#### EXERCISE AIM:
Scan the data below for the string "source". Copy every line where it appears.

----

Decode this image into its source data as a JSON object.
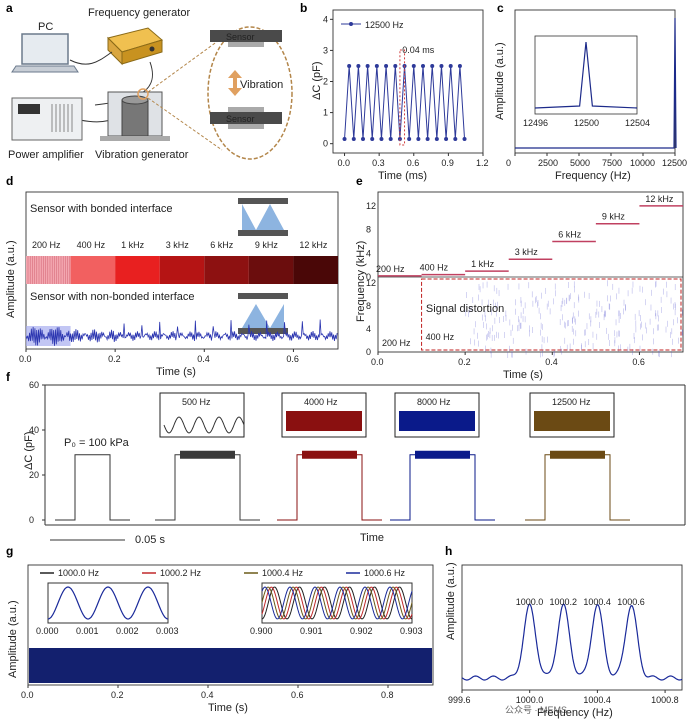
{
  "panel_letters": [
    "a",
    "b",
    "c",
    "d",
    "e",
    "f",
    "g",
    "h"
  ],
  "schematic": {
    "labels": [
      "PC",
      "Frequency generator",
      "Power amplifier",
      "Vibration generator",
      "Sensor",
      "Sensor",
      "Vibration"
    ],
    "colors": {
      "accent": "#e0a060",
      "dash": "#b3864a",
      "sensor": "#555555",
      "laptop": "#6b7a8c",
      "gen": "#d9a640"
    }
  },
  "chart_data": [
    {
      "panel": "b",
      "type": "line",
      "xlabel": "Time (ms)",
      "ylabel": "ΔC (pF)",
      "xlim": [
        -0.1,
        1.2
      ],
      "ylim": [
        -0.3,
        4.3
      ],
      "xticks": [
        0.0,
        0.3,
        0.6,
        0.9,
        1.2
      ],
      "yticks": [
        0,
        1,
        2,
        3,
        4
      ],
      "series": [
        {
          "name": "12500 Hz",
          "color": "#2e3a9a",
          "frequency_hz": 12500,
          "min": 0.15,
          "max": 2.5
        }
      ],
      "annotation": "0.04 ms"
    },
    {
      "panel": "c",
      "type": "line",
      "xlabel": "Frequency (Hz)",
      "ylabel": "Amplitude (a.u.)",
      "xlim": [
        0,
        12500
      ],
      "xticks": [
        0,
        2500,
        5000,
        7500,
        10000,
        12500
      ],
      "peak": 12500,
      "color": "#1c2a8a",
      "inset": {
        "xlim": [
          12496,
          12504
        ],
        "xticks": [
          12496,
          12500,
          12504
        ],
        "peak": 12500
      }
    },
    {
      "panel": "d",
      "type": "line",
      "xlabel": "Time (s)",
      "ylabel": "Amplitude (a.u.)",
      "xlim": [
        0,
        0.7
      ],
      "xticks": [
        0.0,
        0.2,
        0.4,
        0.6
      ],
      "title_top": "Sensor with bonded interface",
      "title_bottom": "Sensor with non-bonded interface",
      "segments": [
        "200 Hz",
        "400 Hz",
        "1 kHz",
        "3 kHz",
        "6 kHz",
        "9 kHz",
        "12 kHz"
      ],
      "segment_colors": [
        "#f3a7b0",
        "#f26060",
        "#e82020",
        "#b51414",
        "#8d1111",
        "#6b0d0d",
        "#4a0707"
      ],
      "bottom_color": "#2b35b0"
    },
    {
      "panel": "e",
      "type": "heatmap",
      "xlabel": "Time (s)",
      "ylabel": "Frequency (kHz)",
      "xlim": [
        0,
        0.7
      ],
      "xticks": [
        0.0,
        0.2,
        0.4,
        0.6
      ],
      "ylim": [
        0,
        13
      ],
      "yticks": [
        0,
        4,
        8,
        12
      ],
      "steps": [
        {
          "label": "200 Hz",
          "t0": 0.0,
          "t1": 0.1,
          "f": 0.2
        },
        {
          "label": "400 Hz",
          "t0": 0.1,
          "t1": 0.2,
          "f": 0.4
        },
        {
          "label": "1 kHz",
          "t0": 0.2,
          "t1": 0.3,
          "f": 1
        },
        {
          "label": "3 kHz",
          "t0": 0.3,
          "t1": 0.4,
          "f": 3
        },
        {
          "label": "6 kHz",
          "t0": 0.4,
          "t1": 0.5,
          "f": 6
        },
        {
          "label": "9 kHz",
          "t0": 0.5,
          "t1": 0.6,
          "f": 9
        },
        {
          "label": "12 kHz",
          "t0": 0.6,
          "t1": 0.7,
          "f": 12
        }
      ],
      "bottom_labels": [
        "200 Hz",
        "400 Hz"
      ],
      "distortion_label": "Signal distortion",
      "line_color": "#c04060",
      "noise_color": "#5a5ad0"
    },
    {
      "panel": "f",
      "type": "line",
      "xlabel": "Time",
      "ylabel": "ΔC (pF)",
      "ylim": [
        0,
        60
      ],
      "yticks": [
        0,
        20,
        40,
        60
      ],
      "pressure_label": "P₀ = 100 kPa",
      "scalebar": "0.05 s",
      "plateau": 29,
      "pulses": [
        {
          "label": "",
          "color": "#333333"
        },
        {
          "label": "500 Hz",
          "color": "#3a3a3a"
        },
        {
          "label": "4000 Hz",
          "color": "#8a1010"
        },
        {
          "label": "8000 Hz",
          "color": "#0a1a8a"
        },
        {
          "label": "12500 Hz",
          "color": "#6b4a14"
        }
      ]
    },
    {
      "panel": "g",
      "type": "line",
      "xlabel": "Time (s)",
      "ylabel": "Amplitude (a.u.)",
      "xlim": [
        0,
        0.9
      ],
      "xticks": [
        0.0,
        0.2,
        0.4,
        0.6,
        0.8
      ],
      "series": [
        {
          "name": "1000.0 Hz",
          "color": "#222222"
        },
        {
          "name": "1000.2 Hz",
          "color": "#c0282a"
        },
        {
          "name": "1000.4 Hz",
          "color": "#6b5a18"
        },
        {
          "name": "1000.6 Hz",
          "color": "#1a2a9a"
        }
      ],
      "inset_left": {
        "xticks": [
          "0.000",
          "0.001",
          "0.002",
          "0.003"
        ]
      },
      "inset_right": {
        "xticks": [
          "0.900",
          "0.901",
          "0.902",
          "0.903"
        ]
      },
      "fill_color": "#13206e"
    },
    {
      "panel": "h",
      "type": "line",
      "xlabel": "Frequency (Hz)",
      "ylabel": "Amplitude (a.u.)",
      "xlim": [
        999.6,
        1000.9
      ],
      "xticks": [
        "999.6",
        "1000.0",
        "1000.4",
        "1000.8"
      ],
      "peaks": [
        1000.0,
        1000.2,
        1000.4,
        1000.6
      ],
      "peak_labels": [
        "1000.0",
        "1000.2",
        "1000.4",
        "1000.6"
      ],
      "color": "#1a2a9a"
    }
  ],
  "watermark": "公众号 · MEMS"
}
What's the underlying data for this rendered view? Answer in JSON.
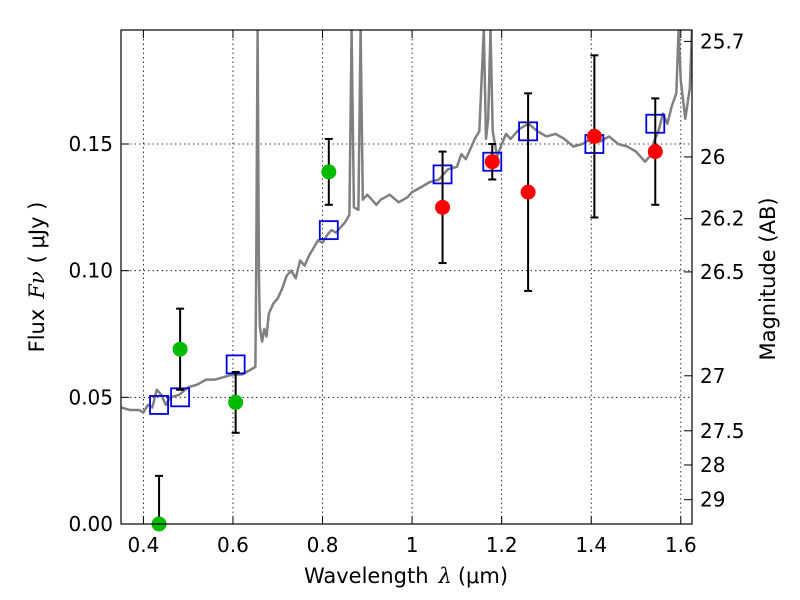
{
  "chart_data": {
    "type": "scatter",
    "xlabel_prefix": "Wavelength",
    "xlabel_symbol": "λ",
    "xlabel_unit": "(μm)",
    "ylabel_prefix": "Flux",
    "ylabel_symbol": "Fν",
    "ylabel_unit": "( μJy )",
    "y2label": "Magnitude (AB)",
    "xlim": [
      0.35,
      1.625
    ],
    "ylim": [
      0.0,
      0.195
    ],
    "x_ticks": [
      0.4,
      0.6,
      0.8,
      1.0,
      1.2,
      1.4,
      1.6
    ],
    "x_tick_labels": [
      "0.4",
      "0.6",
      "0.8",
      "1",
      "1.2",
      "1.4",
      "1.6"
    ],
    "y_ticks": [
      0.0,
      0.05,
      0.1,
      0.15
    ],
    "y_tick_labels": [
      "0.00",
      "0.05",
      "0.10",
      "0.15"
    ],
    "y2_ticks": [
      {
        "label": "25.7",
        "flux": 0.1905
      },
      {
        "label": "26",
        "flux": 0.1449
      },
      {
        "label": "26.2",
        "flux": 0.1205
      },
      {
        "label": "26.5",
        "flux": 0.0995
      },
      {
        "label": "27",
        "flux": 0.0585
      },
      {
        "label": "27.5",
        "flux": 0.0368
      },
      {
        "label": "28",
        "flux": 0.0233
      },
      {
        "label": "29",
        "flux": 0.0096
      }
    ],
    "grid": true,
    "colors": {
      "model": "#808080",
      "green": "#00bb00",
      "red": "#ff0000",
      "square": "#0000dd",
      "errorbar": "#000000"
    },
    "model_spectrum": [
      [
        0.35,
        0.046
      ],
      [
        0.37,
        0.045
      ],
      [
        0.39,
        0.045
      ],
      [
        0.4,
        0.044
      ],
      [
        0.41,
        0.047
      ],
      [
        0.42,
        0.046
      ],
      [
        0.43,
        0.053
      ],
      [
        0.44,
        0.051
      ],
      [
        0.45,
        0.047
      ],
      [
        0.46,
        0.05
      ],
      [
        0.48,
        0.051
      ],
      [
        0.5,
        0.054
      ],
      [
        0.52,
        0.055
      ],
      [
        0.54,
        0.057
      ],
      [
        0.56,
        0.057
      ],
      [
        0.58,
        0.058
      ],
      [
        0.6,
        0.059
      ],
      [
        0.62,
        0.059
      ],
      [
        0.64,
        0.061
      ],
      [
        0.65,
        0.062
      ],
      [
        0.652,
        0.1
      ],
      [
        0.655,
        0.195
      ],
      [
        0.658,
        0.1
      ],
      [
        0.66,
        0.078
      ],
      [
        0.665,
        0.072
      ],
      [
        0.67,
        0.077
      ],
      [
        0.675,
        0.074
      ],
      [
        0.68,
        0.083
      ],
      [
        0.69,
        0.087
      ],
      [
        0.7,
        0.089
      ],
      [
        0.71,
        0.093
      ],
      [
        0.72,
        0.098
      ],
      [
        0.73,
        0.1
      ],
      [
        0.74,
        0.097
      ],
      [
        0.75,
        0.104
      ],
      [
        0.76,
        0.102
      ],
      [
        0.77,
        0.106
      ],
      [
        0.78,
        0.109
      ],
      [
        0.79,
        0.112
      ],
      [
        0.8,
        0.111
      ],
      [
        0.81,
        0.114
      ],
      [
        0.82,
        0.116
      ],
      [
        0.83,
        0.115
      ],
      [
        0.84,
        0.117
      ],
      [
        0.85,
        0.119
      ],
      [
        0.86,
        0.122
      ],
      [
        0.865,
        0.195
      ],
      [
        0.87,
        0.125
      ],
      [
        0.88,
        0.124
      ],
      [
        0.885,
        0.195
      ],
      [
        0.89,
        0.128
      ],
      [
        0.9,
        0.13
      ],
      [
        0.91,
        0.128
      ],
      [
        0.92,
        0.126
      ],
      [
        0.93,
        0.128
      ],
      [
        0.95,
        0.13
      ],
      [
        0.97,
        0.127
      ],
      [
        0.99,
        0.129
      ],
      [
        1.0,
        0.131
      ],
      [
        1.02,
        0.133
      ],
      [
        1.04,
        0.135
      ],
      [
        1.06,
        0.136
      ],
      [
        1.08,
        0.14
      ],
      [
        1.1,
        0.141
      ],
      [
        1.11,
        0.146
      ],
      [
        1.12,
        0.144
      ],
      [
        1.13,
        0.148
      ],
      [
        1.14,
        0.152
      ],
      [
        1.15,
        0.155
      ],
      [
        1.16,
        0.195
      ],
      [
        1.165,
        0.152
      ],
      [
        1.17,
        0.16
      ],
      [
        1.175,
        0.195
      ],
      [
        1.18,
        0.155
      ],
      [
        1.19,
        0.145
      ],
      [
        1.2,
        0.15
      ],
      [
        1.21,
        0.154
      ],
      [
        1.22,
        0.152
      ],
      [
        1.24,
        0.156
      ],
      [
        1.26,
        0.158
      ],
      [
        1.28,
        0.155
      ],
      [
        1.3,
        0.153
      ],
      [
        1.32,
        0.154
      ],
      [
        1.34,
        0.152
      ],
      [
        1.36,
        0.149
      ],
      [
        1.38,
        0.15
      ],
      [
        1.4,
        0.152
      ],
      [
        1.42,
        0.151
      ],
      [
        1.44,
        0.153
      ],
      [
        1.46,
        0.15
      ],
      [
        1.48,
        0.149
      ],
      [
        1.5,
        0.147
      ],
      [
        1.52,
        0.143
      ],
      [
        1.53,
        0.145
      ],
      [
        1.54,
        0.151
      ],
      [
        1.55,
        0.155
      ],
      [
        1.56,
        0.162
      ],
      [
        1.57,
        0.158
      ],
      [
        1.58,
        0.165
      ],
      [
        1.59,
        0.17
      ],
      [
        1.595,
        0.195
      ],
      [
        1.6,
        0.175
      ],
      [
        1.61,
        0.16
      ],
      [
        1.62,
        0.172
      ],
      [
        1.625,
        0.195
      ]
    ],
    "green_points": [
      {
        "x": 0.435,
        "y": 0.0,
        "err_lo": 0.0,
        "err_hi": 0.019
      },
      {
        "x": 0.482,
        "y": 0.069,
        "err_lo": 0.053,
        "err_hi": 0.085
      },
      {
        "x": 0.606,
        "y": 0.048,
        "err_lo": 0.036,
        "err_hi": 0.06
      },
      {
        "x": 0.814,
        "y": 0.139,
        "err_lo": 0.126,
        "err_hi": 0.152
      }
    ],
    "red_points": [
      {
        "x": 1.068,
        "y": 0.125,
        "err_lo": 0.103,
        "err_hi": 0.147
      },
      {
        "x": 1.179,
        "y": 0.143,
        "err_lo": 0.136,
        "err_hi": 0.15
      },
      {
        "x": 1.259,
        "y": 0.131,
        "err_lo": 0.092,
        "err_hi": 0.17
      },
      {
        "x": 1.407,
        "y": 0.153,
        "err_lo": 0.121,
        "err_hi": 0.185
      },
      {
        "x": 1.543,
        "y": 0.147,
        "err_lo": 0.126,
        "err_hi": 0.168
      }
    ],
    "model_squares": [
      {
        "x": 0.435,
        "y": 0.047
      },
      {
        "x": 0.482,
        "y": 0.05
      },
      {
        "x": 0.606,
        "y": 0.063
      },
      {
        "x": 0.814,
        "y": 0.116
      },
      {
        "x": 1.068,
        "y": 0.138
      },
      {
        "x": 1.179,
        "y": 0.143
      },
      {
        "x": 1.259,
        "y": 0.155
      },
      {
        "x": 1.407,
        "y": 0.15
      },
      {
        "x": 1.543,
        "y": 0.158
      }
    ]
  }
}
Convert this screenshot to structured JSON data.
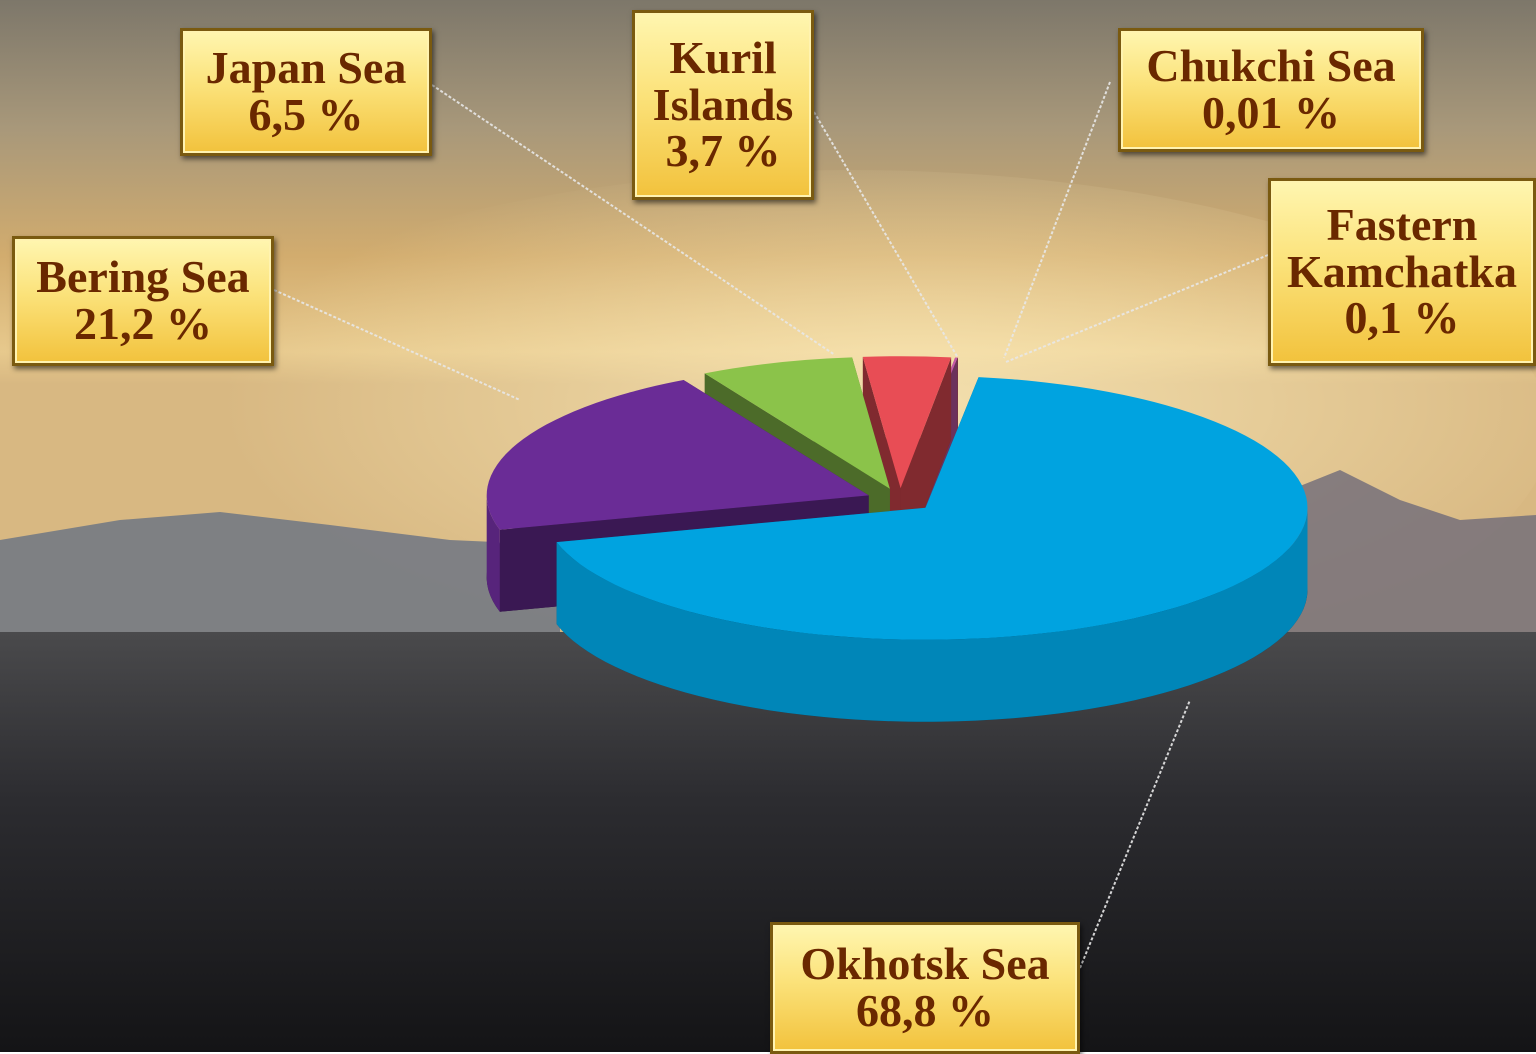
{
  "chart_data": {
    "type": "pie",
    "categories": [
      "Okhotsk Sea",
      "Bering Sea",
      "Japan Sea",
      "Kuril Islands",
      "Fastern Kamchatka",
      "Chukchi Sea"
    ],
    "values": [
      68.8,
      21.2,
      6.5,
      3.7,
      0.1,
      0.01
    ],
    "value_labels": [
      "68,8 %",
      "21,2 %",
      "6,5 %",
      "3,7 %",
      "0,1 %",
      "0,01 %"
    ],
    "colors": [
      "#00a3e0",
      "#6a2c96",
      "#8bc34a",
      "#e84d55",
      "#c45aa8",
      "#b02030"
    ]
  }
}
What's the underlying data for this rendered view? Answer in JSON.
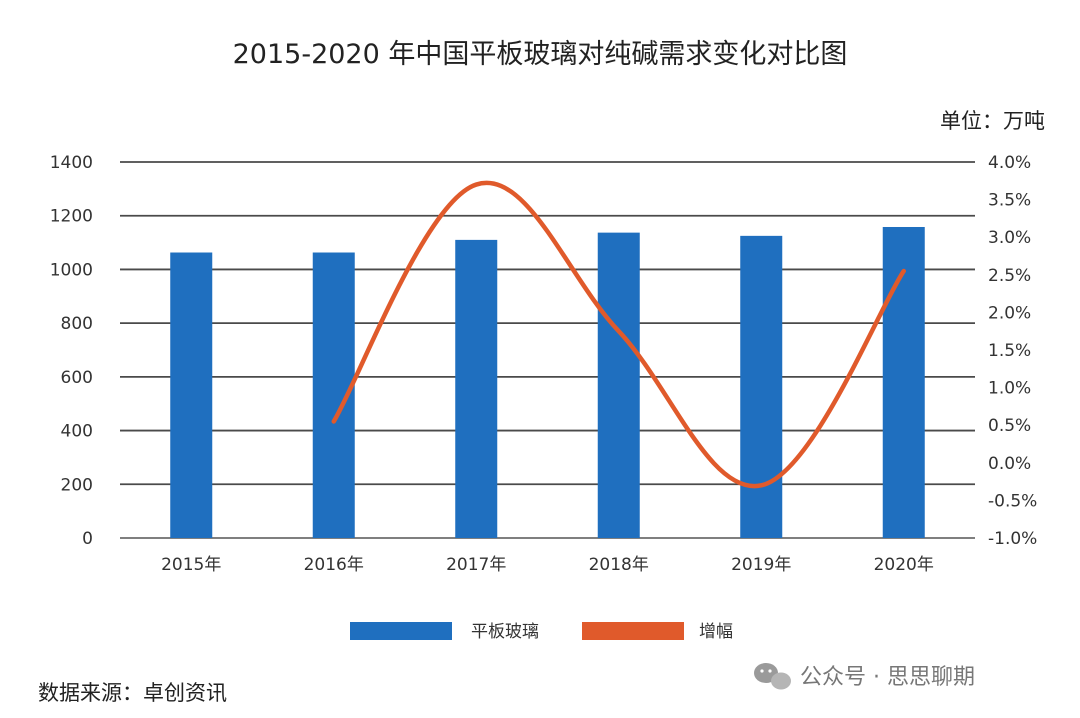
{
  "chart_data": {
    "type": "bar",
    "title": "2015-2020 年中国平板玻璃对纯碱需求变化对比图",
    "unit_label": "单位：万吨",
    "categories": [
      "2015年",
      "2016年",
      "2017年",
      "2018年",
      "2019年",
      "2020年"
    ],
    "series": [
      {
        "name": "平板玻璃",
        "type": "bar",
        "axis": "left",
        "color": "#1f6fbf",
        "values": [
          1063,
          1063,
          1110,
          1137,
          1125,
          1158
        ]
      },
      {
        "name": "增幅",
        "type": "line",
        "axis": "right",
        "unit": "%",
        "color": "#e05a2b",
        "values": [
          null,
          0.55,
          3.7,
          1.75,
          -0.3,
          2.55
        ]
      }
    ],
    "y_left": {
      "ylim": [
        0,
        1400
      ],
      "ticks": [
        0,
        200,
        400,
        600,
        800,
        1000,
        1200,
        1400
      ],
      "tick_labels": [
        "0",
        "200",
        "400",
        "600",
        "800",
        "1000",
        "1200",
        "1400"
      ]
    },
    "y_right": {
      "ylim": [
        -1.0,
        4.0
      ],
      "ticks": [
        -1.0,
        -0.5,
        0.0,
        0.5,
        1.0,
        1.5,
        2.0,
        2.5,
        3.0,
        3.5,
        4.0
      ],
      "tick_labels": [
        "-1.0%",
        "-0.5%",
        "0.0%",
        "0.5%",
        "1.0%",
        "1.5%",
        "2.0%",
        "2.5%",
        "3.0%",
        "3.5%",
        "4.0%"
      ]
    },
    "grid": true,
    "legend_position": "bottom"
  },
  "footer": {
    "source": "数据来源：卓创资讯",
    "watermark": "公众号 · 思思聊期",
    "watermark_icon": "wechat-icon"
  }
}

----

#### FULL OUTPUT:
Decode this image into its source data as a JSON object.
    "source": "数据来源：卓创资讯",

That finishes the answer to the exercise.